PROMPT :: Copy out all lines that hold "title".

···

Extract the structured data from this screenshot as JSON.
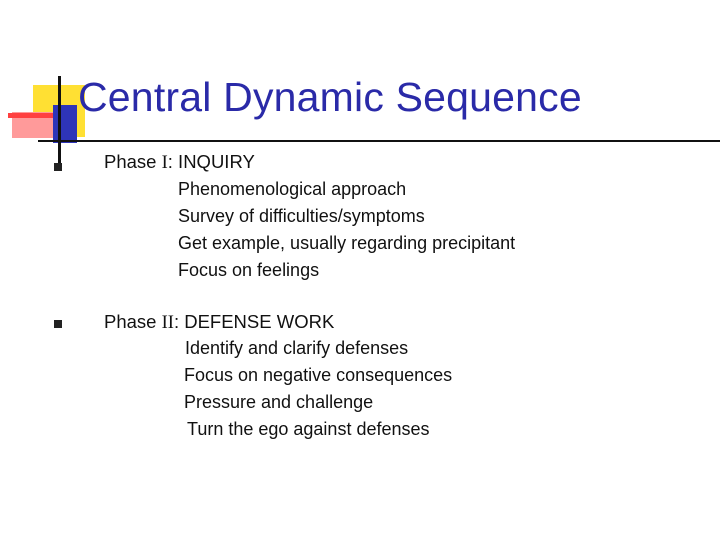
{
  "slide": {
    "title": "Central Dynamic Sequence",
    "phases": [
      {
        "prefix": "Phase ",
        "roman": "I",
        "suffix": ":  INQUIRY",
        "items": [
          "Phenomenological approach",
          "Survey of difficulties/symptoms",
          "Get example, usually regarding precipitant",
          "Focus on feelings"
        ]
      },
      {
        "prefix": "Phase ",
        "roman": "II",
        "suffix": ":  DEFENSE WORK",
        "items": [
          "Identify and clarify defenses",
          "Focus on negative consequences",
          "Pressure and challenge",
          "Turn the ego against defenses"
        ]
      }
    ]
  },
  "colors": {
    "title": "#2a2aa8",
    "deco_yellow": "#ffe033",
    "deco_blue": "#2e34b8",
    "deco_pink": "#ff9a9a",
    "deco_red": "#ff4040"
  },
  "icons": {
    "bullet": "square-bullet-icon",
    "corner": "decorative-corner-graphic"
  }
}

···

EXERCISE RESULT ::
    "title": "Central Dynamic Sequence",
    "title": "#2a2aa8",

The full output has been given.